Saved data entries:
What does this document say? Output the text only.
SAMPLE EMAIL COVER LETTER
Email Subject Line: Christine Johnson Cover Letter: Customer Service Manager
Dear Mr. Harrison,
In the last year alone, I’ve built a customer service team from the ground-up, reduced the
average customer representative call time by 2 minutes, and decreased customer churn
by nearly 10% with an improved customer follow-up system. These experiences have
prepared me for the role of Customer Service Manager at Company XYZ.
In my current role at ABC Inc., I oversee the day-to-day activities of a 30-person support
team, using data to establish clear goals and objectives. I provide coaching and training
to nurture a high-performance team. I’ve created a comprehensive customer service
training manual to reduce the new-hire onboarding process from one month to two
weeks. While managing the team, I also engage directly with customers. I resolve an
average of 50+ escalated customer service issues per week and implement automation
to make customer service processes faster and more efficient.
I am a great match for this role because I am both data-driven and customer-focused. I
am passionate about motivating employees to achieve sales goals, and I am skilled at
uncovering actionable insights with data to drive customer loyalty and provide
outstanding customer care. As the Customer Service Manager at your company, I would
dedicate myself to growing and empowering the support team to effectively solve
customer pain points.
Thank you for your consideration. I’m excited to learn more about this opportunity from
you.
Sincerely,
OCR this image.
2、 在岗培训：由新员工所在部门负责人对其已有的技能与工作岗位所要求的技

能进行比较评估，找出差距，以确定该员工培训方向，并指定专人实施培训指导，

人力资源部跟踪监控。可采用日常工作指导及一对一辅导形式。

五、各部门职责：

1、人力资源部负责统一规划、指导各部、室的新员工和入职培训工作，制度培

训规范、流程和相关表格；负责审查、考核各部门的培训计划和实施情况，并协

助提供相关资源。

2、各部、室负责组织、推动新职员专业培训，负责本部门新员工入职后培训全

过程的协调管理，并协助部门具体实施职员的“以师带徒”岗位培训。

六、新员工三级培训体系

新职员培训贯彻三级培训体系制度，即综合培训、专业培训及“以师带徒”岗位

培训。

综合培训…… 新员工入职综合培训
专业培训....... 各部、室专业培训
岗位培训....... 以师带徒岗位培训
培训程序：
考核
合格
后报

[Exercise goal]
Return all of the data exactly as it reads.

[Full output]
What does this document say? Output the text only.
SAMPLE EMAIL COVER LETTER
Email Subject Line: Christine Johnson Cover Letter: Customer Service Manager
Dear Mr. Harrison,
In the last year alone, I’ve built a customer service team from the ground-up, reduced the
average customer representative call time by 2 minutes, and decreased customer churn
by nearly 10% with an improved customer follow-up system. These experiences have
prepared me for the role of Customer Service Manager at Company XYZ.
In my current role at ABC Inc., I oversee the day-to-day activities of a 30-person support
team, using data to establish clear goals and objectives. I provide coaching and training
to nurture a high-performance team. I’ve created a comprehensive customer service
training manual to reduce the new-hire onboarding process from one month to two
weeks. While managing the team, I also engage directly with customers. I resolve an
average of 50+ escalated customer service issues per week and implement automation
to make customer service processes faster and more efficient.
I am a great match for this role because I am both data-driven and customer-focused. I
am passionate about motivating employees to achieve sales goals, and I am skilled at
uncovering actionable insights with data to drive customer loyalty and provide
outstanding customer care. As the Customer Service Manager at your company, I would
dedicate myself to growing and empowering the support team to effectively solve
customer pain points.
Thank you for your consideration. I’m excited to learn more about this opportunity from
you.
Sincerely,
OCR this image.
2、 在岗培训：由新员工所在部门负责人对其已有的技能与工作岗位所要求的技

能进行比较评估，找出差距，以确定该员工培训方向，并指定专人实施培训指导，

人力资源部跟踪监控。可采用日常工作指导及一对一辅导形式。

五、各部门职责：

1、人力资源部负责统一规划、指导各部、室的新员工和入职培训工作，制度培

训规范、流程和相关表格；负责审查、考核各部门的培训计划和实施情况，并协

助提供相关资源。

2、各部、室负责组织、推动新职员专业培训，负责本部门新员工入职后培训全

过程的协调管理，并协助部门具体实施职员的“以师带徒”岗位培训。

六、新员工三级培训体系

新职员培训贯彻三级培训体系制度，即综合培训、专业培训及“以师带徒”岗位

培训。

综合培训…… 新员工入职综合培训
专业培训....... 各部、室专业培训
岗位培训....... 以师带徒岗位培训
培训程序：
考核
合格
后报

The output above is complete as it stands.